═════ DATA LISTING

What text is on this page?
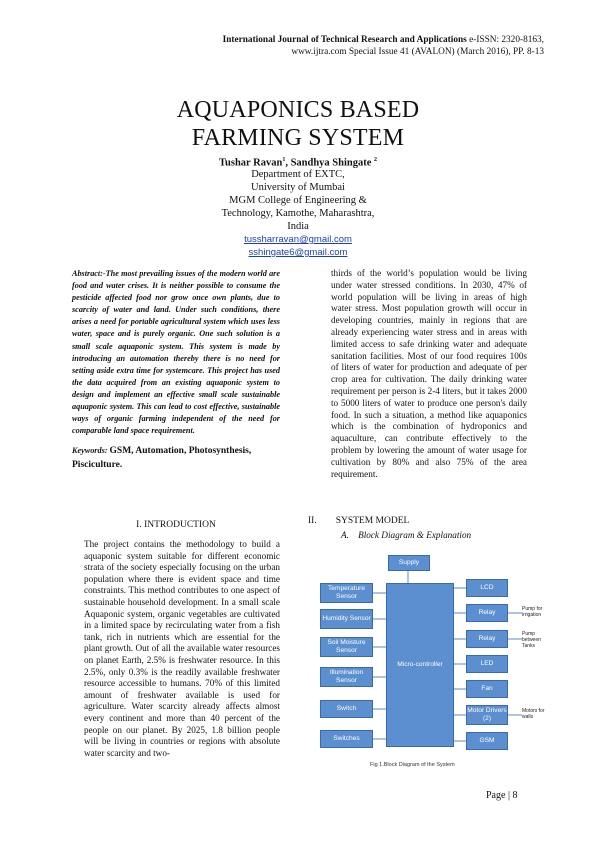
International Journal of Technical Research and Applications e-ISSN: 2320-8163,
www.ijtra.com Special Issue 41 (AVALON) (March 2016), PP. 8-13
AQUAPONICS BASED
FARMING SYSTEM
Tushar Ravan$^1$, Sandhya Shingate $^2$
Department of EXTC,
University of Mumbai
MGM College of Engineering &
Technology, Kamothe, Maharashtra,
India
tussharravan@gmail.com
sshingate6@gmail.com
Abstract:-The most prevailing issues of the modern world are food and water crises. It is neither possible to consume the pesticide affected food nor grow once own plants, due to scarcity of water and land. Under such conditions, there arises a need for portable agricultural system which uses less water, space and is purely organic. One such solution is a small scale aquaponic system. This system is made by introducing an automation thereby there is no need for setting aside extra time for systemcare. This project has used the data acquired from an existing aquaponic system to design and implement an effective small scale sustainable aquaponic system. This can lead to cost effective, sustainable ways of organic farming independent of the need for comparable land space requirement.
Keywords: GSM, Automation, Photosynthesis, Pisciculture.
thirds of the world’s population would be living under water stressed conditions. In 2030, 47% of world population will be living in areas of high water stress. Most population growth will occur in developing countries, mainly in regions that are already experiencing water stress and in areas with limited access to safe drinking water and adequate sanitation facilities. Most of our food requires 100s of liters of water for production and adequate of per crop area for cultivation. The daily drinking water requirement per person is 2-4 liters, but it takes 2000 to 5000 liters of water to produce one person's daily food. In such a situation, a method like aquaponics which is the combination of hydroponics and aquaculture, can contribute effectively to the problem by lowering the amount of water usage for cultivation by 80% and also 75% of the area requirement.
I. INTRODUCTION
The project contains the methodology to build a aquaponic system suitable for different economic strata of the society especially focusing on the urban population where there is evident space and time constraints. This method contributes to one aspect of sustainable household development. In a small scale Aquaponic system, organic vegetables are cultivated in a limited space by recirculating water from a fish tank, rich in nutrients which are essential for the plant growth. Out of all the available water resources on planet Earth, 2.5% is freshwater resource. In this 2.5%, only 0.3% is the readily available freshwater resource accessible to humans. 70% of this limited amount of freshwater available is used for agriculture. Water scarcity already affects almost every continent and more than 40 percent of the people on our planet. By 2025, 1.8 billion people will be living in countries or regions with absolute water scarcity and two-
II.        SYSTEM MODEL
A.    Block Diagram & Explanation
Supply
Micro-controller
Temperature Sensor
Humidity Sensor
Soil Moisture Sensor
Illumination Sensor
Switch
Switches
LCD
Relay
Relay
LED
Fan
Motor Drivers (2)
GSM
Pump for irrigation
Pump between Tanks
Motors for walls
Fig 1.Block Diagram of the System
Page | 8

══════════

## [EXERCISE]
Read the entries and show each line that mentions "Pump".

## [RIGHT ANSWER]
Pump for irrigation
Pump between Tanks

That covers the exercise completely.